**Written problem**
Only lines with the word "name" are needed; collect each of them from the listing below.
===== Material to process =====
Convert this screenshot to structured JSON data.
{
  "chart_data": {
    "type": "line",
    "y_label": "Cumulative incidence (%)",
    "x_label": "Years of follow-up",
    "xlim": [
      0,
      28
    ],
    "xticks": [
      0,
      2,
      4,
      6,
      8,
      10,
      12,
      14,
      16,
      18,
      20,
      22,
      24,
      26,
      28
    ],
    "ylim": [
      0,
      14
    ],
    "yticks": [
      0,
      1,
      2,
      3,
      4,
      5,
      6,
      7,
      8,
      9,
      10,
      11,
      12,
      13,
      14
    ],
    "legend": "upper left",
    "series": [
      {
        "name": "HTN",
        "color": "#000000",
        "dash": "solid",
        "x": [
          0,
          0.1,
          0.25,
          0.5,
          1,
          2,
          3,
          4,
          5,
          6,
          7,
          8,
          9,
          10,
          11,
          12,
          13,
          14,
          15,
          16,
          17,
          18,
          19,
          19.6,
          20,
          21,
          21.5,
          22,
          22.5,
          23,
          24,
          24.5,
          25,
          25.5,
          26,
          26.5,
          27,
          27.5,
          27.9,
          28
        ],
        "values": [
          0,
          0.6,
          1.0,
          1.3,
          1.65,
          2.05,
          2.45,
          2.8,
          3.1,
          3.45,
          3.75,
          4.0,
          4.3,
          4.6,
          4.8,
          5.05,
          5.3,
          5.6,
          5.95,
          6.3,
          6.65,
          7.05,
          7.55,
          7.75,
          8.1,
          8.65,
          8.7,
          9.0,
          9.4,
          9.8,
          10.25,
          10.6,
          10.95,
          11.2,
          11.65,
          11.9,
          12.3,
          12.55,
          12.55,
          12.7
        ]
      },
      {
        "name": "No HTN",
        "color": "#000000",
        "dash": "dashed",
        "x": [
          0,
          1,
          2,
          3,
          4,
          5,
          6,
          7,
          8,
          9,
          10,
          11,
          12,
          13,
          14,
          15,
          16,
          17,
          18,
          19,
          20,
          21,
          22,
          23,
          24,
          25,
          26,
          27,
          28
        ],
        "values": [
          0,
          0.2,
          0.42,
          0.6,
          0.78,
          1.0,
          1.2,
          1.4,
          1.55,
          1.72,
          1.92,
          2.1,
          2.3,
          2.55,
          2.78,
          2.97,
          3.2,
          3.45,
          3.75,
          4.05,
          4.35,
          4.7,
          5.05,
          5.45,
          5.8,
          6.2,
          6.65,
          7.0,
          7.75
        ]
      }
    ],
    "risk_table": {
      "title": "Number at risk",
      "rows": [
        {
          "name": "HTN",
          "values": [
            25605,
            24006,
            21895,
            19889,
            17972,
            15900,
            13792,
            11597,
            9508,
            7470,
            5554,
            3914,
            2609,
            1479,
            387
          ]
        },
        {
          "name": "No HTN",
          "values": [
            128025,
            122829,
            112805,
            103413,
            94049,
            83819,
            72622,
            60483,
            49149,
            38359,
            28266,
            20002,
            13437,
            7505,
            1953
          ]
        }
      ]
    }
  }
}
=====
**Solution to the problem**
        "name": "HTN",
        "name": "No HTN",
          "name": "HTN",
          "name": "No HTN",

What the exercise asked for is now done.